== Compiti da svolgere ==
• A. Rispondi a queste domande sul brano sulle dimissioni del papa:
(i) Per quanti giorni Celestino V seguirà Benedetto XVI?
(ii) Su quale periodico e in che data scriveva Pasolini?
(iii) Come si chiamava il segretario di Stato di Paolo VI?
• B. Riprendi il brano sulle dimissioni del papa e scrivine il seguito dopo l'ultima frase.

== Brano estratto ==

---+---

Il
cardinale Ravasi predicherà da oggi gli Esercizi Spirituali a papa Ratzinger
con Celestino V, prima di Ignazio di Loyola. Il papa “vile” di Dante, poi santo
della chiesa, seguirà dunque Benedetto XVI per sette giorni. L’accostamento incombeva,
è stato il primo pensiero di tutti all’annuncio lunedì della dimissioni del
papa. Ma era anche previsto da Pasolini, si può aggiungere, antevisone
aggiungendo ad antevisione.
Un
Pasolini straordinariamente eversivo, pur nella sua polemica anti-contestazione,
scriveva su “Tempo Illustrato”, il 28 settembre 1968, un peana in onore di papa
Paolo VI, che proponeva scismatico, oppure dimissionario – non da vile, da
fautore della verità, o della rivoluzione. A motivo di un articolo del suo
segretario di Stato, cardinale Cicognani, che chiedeva l’ammodernamento della
Costituzione, “per seguire il ritmo della società in profonda e accelerata
trasformazione”. Su questo presupposto: “In Italia la democrazia è solo
formale”.

---+---

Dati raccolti

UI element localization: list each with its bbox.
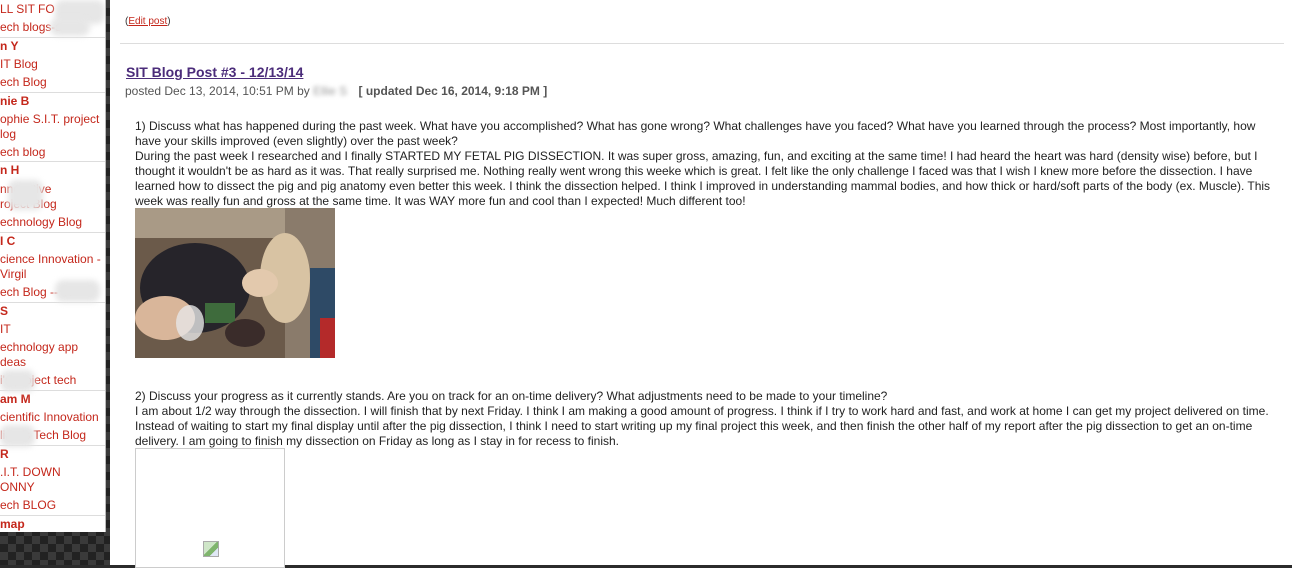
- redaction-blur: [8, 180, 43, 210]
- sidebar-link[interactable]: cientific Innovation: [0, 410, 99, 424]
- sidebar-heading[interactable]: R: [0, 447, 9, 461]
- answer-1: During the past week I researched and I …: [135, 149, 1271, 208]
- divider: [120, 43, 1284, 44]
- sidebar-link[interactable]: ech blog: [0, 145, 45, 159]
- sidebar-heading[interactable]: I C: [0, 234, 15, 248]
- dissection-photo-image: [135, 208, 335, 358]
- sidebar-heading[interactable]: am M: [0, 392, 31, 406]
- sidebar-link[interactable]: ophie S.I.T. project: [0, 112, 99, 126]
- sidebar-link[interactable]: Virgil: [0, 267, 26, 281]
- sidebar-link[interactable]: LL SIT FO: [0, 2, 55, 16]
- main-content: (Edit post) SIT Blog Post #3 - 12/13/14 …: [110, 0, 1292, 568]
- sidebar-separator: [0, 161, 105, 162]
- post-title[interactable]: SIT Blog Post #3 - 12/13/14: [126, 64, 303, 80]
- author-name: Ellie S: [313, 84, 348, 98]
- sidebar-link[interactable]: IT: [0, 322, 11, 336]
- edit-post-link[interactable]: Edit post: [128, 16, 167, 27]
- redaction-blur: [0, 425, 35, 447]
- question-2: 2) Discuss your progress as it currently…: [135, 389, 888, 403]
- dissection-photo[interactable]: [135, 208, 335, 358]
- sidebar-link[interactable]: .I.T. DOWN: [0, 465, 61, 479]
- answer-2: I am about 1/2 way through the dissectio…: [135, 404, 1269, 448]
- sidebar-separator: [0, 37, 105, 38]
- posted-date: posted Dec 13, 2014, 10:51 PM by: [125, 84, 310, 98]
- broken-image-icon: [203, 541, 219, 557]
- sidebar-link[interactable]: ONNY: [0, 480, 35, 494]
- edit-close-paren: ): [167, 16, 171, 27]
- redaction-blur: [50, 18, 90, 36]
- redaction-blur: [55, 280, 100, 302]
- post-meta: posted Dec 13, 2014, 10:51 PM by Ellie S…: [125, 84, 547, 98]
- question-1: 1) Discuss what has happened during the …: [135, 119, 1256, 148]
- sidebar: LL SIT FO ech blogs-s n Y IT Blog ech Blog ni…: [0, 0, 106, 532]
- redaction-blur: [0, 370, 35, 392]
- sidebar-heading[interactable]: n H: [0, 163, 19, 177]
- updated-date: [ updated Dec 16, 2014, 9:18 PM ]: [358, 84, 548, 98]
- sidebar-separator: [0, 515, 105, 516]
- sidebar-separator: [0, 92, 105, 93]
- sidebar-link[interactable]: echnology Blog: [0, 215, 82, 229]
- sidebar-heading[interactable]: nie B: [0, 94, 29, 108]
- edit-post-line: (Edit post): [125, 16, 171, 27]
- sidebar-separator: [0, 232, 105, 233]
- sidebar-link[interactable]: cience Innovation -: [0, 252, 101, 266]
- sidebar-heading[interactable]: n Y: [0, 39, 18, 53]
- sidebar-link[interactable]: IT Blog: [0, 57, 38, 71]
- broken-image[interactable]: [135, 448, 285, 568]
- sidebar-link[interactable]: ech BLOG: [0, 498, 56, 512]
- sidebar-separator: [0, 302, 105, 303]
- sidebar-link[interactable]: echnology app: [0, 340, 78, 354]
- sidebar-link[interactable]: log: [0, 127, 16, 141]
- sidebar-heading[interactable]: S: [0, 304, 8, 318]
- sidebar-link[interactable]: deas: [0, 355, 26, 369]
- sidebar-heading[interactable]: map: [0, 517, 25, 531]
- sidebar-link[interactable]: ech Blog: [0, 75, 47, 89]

---+---

== Risposte attese ==
• A.
(i) Per sette giorni.
(ii) Su "Tempo Illustrato", il 28 settembre 1968.
(iii) Cardinale Cicognani.

• B.
Il
poeta (il lungo articolo è nella raccolta “I dialoghi”, pp. 491-5) ci vedeva
“una sovversione”, ancorché legale, e prefigurava anzi uno scisma. Comunque, Paolo
VI si sarebbe staccato dalla chiesa: “O compiere il gran rifiuto, e lasciare il
papato come Celestino V che è stato forse il più grande dei papi (ma certamente
il più santo); oppure scatenare lo scisma, distinguendo, con sé, dal clerico-fascismo
la Chiesa Cattolica”.
Il
papa eretico si leggeva finora come un trovata giornalistica, da column settimanale, il genere
“provocazione” che Malaparte aveva creato coi “Battibecchi”. Ma era
evidentemente una profezia.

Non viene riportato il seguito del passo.